Exercise prompt
Edit the rows from the one containing "Give bounding boxes" through the one containing "text-line: 教师往往是小学生心中的偶像，他的一言一行直接影响到他们 [140, 522, 869, 553]", replacing "教师" with "老师" and changing nothing else.

## start

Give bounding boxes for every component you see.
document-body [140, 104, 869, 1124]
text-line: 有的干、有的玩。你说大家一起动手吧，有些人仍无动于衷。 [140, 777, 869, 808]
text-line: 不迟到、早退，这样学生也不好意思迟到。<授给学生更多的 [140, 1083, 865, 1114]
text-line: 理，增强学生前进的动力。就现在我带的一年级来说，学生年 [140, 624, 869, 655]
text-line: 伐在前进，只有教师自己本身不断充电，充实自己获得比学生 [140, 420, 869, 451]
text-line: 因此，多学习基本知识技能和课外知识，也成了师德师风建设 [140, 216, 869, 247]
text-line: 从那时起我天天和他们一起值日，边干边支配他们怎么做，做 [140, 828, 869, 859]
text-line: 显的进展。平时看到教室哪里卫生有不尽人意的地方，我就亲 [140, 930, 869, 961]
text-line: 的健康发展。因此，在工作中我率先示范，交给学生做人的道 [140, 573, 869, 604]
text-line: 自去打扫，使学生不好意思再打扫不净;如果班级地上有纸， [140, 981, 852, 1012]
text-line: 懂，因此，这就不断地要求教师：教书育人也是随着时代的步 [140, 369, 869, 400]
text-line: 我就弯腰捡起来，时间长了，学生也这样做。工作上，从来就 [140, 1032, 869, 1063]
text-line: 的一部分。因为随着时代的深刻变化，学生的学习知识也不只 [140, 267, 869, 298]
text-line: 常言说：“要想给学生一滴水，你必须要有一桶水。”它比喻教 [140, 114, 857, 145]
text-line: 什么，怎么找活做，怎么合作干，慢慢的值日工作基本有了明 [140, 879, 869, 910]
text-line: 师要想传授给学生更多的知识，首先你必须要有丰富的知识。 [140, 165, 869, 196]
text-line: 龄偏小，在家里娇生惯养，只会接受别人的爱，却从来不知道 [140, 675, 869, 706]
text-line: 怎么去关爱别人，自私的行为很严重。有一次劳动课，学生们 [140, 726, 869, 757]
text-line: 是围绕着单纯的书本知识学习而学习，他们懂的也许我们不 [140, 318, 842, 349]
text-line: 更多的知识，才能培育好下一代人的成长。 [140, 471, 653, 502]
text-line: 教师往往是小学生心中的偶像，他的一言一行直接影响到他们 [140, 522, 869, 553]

## end
## start

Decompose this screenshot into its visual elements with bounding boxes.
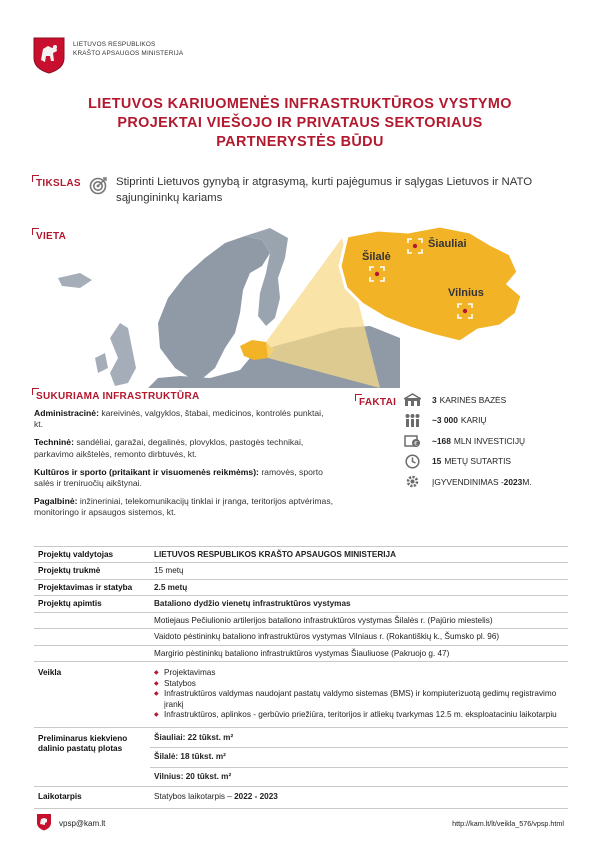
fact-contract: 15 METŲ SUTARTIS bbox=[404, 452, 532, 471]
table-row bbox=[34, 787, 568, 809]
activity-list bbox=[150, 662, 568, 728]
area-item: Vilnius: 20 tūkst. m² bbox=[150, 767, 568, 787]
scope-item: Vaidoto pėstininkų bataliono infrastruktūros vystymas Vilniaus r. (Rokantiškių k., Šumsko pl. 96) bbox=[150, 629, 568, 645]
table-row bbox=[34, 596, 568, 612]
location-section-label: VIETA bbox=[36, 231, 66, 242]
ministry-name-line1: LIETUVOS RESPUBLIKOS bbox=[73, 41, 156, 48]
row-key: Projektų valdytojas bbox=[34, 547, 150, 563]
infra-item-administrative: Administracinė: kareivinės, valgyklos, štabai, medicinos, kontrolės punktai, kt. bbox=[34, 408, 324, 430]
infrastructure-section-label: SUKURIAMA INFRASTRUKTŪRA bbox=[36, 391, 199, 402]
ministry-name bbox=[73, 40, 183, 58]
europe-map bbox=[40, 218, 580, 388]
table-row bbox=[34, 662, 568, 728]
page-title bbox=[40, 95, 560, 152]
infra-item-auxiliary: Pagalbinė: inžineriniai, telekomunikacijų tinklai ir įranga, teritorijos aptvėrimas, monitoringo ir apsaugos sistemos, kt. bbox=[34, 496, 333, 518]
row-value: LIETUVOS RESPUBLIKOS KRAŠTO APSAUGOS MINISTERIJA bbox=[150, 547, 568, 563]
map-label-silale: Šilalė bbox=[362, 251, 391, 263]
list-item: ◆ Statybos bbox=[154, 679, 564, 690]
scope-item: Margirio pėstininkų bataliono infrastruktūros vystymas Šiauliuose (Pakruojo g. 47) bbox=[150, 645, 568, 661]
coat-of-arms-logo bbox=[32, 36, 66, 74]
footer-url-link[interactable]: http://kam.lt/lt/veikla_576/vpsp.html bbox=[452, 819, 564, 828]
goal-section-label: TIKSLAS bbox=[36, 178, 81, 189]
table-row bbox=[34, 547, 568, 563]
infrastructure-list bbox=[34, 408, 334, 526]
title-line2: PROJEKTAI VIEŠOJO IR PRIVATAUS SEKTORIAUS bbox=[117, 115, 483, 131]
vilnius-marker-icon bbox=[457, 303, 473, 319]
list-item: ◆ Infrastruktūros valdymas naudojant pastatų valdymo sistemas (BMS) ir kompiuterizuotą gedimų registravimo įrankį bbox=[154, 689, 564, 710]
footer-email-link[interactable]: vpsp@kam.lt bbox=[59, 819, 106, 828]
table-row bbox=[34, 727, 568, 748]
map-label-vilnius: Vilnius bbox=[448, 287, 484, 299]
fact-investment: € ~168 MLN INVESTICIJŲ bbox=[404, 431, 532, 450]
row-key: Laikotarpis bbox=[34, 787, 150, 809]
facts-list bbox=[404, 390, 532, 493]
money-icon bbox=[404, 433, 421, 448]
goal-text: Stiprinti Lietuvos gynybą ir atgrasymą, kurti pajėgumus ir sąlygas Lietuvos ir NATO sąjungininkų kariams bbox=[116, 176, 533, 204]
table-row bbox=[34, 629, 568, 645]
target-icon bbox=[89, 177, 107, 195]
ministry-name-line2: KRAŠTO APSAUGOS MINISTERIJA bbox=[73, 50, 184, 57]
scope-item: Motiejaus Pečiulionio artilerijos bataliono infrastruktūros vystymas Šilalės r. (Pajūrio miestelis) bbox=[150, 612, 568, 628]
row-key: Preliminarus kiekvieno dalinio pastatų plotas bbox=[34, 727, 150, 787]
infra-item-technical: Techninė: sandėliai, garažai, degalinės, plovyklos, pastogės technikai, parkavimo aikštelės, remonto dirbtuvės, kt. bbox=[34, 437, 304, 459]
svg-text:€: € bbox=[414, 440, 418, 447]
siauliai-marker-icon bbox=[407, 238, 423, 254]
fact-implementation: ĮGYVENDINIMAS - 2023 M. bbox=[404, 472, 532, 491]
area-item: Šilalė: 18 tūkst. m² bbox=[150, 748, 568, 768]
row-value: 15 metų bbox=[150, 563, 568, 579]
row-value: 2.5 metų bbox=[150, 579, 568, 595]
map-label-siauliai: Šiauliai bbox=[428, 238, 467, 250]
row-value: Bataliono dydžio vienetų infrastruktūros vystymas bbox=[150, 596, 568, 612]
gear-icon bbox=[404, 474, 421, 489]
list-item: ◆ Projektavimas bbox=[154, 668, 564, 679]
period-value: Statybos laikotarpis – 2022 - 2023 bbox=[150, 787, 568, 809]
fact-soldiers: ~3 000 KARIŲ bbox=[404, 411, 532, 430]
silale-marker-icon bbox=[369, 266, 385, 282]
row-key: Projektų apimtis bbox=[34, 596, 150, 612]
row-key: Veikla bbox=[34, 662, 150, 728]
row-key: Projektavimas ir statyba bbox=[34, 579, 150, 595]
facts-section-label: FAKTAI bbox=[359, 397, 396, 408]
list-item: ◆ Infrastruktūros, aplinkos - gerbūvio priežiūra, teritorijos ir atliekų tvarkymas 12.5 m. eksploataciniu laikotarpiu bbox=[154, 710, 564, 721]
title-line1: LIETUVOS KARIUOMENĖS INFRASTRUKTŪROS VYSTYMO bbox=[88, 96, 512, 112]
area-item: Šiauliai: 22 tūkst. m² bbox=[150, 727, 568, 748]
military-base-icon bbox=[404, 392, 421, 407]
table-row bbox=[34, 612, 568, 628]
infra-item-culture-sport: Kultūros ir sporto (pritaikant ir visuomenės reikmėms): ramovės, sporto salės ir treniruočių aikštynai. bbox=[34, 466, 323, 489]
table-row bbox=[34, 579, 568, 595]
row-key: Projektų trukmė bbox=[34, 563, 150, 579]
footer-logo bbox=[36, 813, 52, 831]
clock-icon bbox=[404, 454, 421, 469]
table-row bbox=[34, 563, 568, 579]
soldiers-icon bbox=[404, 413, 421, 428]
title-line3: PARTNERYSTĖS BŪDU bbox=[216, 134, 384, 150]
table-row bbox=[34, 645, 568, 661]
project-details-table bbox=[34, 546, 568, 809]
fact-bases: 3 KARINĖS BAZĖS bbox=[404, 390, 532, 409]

## end

Response
Give bounding boxes for every component you see.
document-body [140, 104, 869, 1124]
text-line: 有的干、有的玩。你说大家一起动手吧，有些人仍无动于衷。 [140, 777, 869, 808]
text-line: 不迟到、早退，这样学生也不好意思迟到。<授给学生更多的 [140, 1083, 865, 1114]
text-line: 理，增强学生前进的动力。就现在我带的一年级来说，学生年 [140, 624, 869, 655]
text-line: 伐在前进，只有老师自己本身不断充电，充实自己获得比学生 [140, 420, 869, 451]
text-line: 因此，多学习基本知识技能和课外知识，也成了师德师风建设 [140, 216, 869, 247]
text-line: 从那时起我天天和他们一起值日，边干边支配他们怎么做，做 [140, 828, 869, 859]
text-line: 显的进展。平时看到教室哪里卫生有不尽人意的地方，我就亲 [140, 930, 869, 961]
text-line: 的健康发展。因此，在工作中我率先示范，交给学生做人的道 [140, 573, 869, 604]
text-line: 自去打扫，使学生不好意思再打扫不净;如果班级地上有纸， [140, 981, 852, 1012]
text-line: 懂，因此，这就不断地要求老师：教书育人也是随着时代的步 [140, 369, 869, 400]
text-line: 我就弯腰捡起来，时间长了，学生也这样做。工作上，从来就 [140, 1032, 869, 1063]
text-line: 的一部分。因为随着时代的深刻变化，学生的学习知识也不只 [140, 267, 869, 298]
text-line: 常言说：“要想给学生一滴水，你必须要有一桶水。”它比喻教 [140, 114, 857, 145]
text-line: 什么，怎么找活做，怎么合作干，慢慢的值日工作基本有了明 [140, 879, 869, 910]
text-line: 师要想传授给学生更多的知识，首先你必须要有丰富的知识。 [140, 165, 869, 196]
text-line: 龄偏小，在家里娇生惯养，只会接受别人的爱，却从来不知道 [140, 675, 869, 706]
text-line: 怎么去关爱别人，自私的行为很严重。有一次劳动课，学生们 [140, 726, 869, 757]
text-line: 是围绕着单纯的书本知识学习而学习，他们懂的也许我们不 [140, 318, 842, 349]
text-line: 更多的知识，才能培育好下一代人的成长。 [140, 471, 653, 502]
text-line: 老师往往是小学生心中的偶像，他的一言一行直接影响到他们 [140, 522, 869, 553]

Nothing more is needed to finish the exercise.